◆ **TASK PROMPT**
Below are records; extract exactly the lines from the one containing "Enumerate this screenshot's" through the last, both included, and keep the pictures out.

◆ **Dataset records on visual material**
** START **

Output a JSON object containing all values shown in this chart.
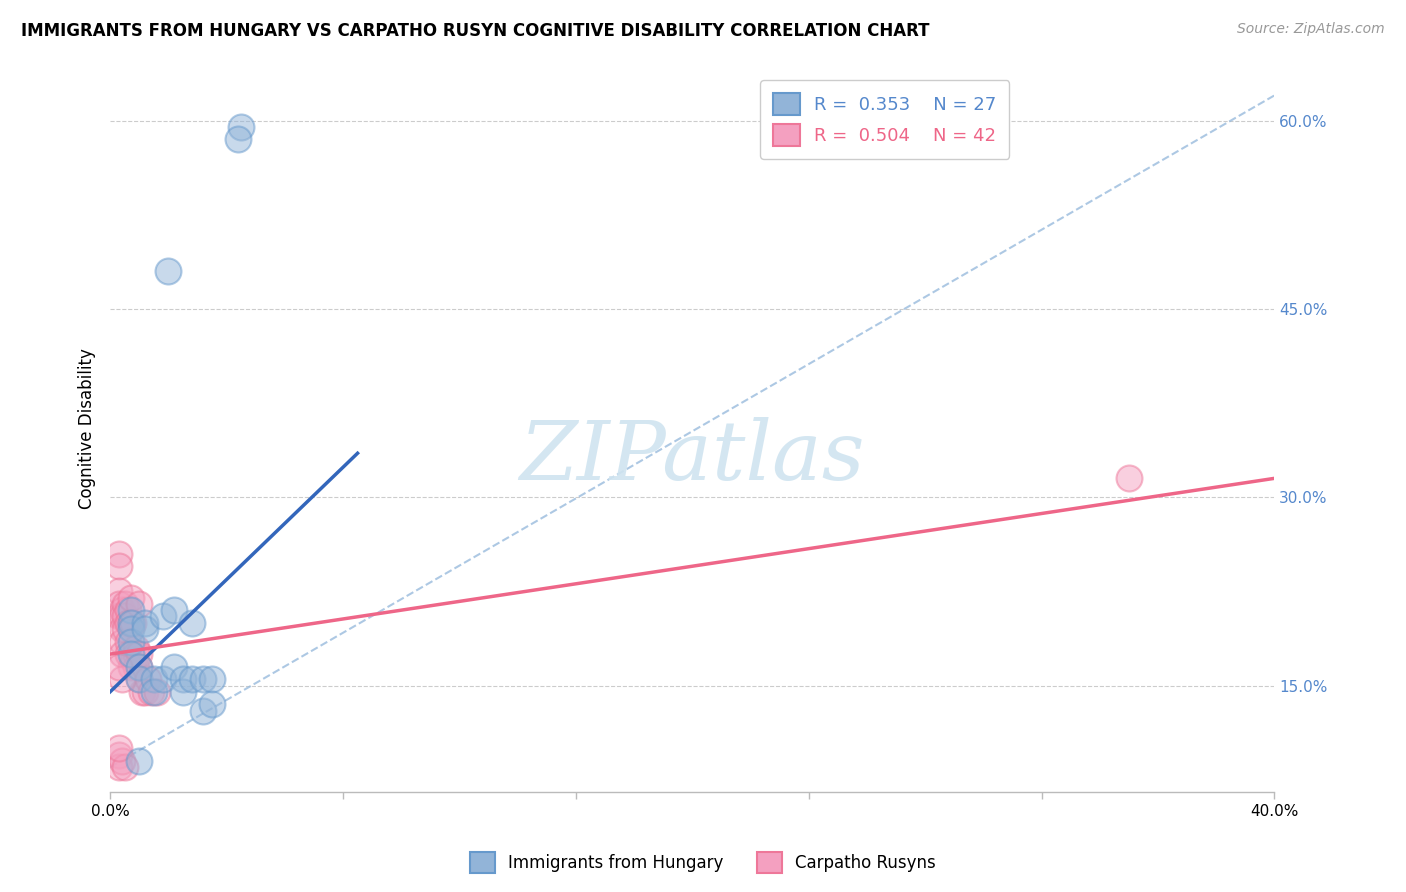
{
  "title": "IMMIGRANTS FROM HUNGARY VS CARPATHO RUSYN COGNITIVE DISABILITY CORRELATION CHART",
  "source": "Source: ZipAtlas.com",
  "ylabel": "Cognitive Disability",
  "xlim": [
    0.0,
    0.4
  ],
  "ylim": [
    0.065,
    0.645
  ],
  "yticks": [
    0.15,
    0.3,
    0.45,
    0.6
  ],
  "ytick_labels": [
    "15.0%",
    "30.0%",
    "45.0%",
    "60.0%"
  ],
  "blue_color": "#92B4D8",
  "pink_color": "#F4A0C0",
  "blue_edge_color": "#6699CC",
  "pink_edge_color": "#EE7799",
  "blue_line_color": "#3366BB",
  "pink_line_color": "#EE6688",
  "watermark_color": "#D5E5F0",
  "blue_scatter_x": [
    0.045,
    0.044,
    0.02,
    0.007,
    0.007,
    0.007,
    0.007,
    0.007,
    0.01,
    0.01,
    0.012,
    0.012,
    0.015,
    0.015,
    0.018,
    0.018,
    0.022,
    0.022,
    0.025,
    0.025,
    0.028,
    0.028,
    0.032,
    0.032,
    0.01,
    0.035,
    0.035
  ],
  "blue_scatter_y": [
    0.595,
    0.585,
    0.48,
    0.21,
    0.2,
    0.195,
    0.185,
    0.175,
    0.165,
    0.155,
    0.2,
    0.195,
    0.155,
    0.145,
    0.205,
    0.155,
    0.21,
    0.165,
    0.155,
    0.145,
    0.2,
    0.155,
    0.155,
    0.13,
    0.09,
    0.155,
    0.135
  ],
  "pink_scatter_x": [
    0.003,
    0.003,
    0.003,
    0.003,
    0.003,
    0.004,
    0.004,
    0.004,
    0.004,
    0.004,
    0.005,
    0.005,
    0.005,
    0.006,
    0.006,
    0.006,
    0.006,
    0.007,
    0.007,
    0.007,
    0.008,
    0.008,
    0.009,
    0.009,
    0.009,
    0.01,
    0.01,
    0.01,
    0.01,
    0.011,
    0.012,
    0.013,
    0.014,
    0.016,
    0.003,
    0.003,
    0.004,
    0.005,
    0.35,
    0.003,
    0.004,
    0.003
  ],
  "pink_scatter_y": [
    0.255,
    0.245,
    0.225,
    0.215,
    0.205,
    0.21,
    0.205,
    0.195,
    0.185,
    0.175,
    0.215,
    0.205,
    0.195,
    0.21,
    0.2,
    0.185,
    0.175,
    0.165,
    0.22,
    0.2,
    0.2,
    0.17,
    0.18,
    0.175,
    0.165,
    0.215,
    0.175,
    0.165,
    0.155,
    0.145,
    0.145,
    0.155,
    0.145,
    0.145,
    0.095,
    0.085,
    0.09,
    0.085,
    0.315,
    0.1,
    0.155,
    0.165
  ],
  "blue_line_x": [
    0.0,
    0.085
  ],
  "blue_line_y": [
    0.145,
    0.335
  ],
  "pink_line_x": [
    0.0,
    0.4
  ],
  "pink_line_y": [
    0.175,
    0.315
  ],
  "dashed_line_x": [
    0.0,
    0.4
  ],
  "dashed_line_y": [
    0.085,
    0.62
  ],
  "background_color": "#ffffff",
  "grid_color": "#cccccc"
}
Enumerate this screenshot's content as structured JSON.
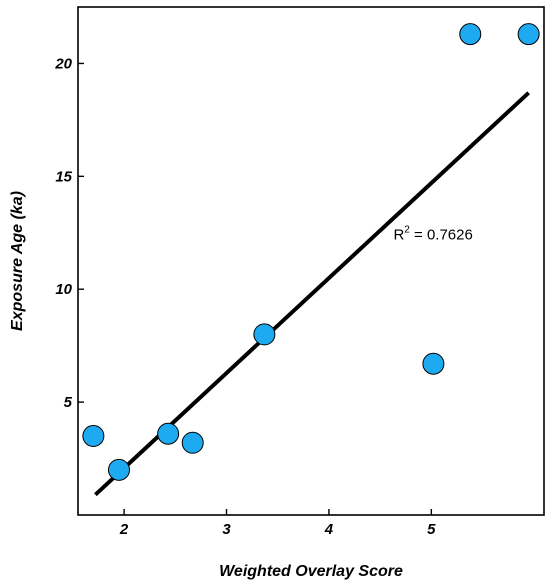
{
  "chart_data": {
    "type": "scatter",
    "title": "",
    "xlabel": "Weighted Overlay Score",
    "ylabel": "Exposure Age (ka)",
    "xlim": [
      1.55,
      6.1
    ],
    "ylim": [
      0,
      22.5
    ],
    "xticks": [
      2,
      3,
      4,
      5
    ],
    "yticks": [
      5,
      10,
      15,
      20
    ],
    "grid": false,
    "points": [
      {
        "x": 1.7,
        "y": 3.5
      },
      {
        "x": 1.95,
        "y": 2.0
      },
      {
        "x": 2.43,
        "y": 3.6
      },
      {
        "x": 2.67,
        "y": 3.2
      },
      {
        "x": 3.37,
        "y": 8.0
      },
      {
        "x": 5.02,
        "y": 6.7
      },
      {
        "x": 5.38,
        "y": 21.3
      },
      {
        "x": 5.95,
        "y": 21.3
      }
    ],
    "trendline": {
      "x": [
        1.72,
        5.95
      ],
      "y": [
        0.9,
        18.7
      ]
    },
    "annotation": {
      "base": "R",
      "sup": "2",
      "text": " = 0.7626",
      "x": 4.63,
      "y": 12.2
    },
    "marker_color": "#1eaaf1",
    "marker_edge_color": "#000000",
    "line_color": "#000000"
  }
}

** END **

◆ **EXERCISE SOLUTION**
Enumerate this screenshot's content as structured JSON.
{
  "chart_data": {
    "type": "scatter",
    "title": "",
    "xlabel": "Weighted Overlay Score",
    "ylabel": "Exposure Age (ka)",
    "xlim": [
      1.55,
      6.1
    ],
    "ylim": [
      0,
      22.5
    ],
    "xticks": [
      2,
      3,
      4,
      5
    ],
    "yticks": [
      5,
      10,
      15,
      20
    ],
    "grid": false,
    "points": [
      {
        "x": 1.7,
        "y": 3.5
      },
      {
        "x": 1.95,
        "y": 2.0
      },
      {
        "x": 2.43,
        "y": 3.6
      },
      {
        "x": 2.67,
        "y": 3.2
      },
      {
        "x": 3.37,
        "y": 8.0
      },
      {
        "x": 5.02,
        "y": 6.7
      },
      {
        "x": 5.38,
        "y": 21.3
      },
      {
        "x": 5.95,
        "y": 21.3
      }
    ],
    "trendline": {
      "x": [
        1.72,
        5.95
      ],
      "y": [
        0.9,
        18.7
      ]
    },
    "annotation": {
      "base": "R",
      "sup": "2",
      "text": " = 0.7626",
      "x": 4.63,
      "y": 12.2
    },
    "marker_color": "#1eaaf1",
    "marker_edge_color": "#000000",
    "line_color": "#000000"
  }
}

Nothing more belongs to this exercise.